» **Data records**:
+ + + + + + +

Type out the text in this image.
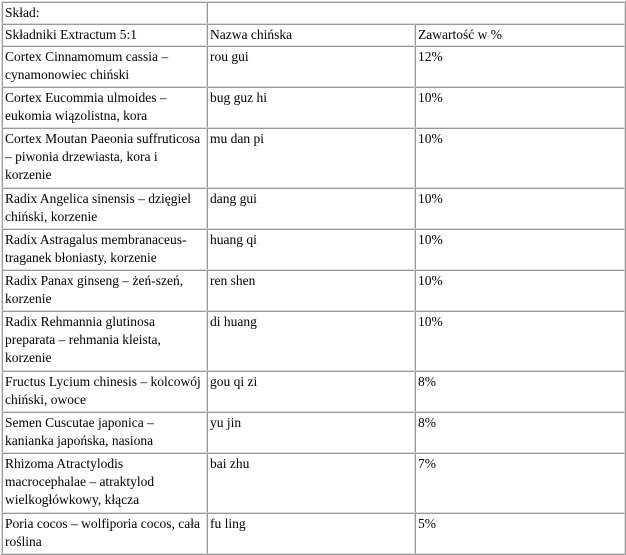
Skład:		
Składniki Extractum 5:1	Nazwa chińska	Zawartość w %
Cortex Cinnamomum cassia – cynamonowiec chiński	rou gui	12%
Cortex Eucommia ulmoides – eukomia wiązolistna, kora	bug guz hi	10%
Cortex Moutan Paeonia suffruticosa – piwonia drzewiasta, kora i korzenie	mu dan pi	10%
Radix Angelica sinensis – dzięgiel chiński, korzenie	dang gui	10%
Radix Astragalus membranaceus- traganek błoniasty, korzenie	huang qi	10%
Radix Panax ginseng – żeń-szeń, korzenie	ren shen	10%
Radix Rehmannia glutinosa preparata – rehmania kleista, korzenie	di huang	10%
Fructus Lycium chinesis – kolcowój chiński, owoce	gou qi zi	8%
Semen Cuscutae japonica – kanianka japońska, nasiona	yu jin	8%
Rhizoma Atractylodis macrocephalae – atraktylod wielkogłówkowy, kłącza	bai zhu	7%
Poria cocos – wolfiporia cocos, cała roślina	fu ling	5%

+ + + + + + +

» **EXERCISE GOAL**: Make an exact copy of all entries above, dropping the images.

» **RESULT FOR THIS TASK**:
Type out the text in this image.
Skład:		
Składniki Extractum 5:1	Nazwa chińska	Zawartość w %
Cortex Cinnamomum cassia – cynamonowiec chiński	rou gui	12%
Cortex Eucommia ulmoides – eukomia wiązolistna, kora	bug guz hi	10%
Cortex Moutan Paeonia suffruticosa – piwonia drzewiasta, kora i korzenie	mu dan pi	10%
Radix Angelica sinensis – dzięgiel chiński, korzenie	dang gui	10%
Radix Astragalus membranaceus- traganek błoniasty, korzenie	huang qi	10%
Radix Panax ginseng – żeń-szeń, korzenie	ren shen	10%
Radix Rehmannia glutinosa preparata – rehmania kleista, korzenie	di huang	10%
Fructus Lycium chinesis – kolcowój chiński, owoce	gou qi zi	8%
Semen Cuscutae japonica – kanianka japońska, nasiona	yu jin	8%
Rhizoma Atractylodis macrocephalae – atraktylod wielkogłówkowy, kłącza	bai zhu	7%
Poria cocos – wolfiporia cocos, cała roślina	fu ling	5%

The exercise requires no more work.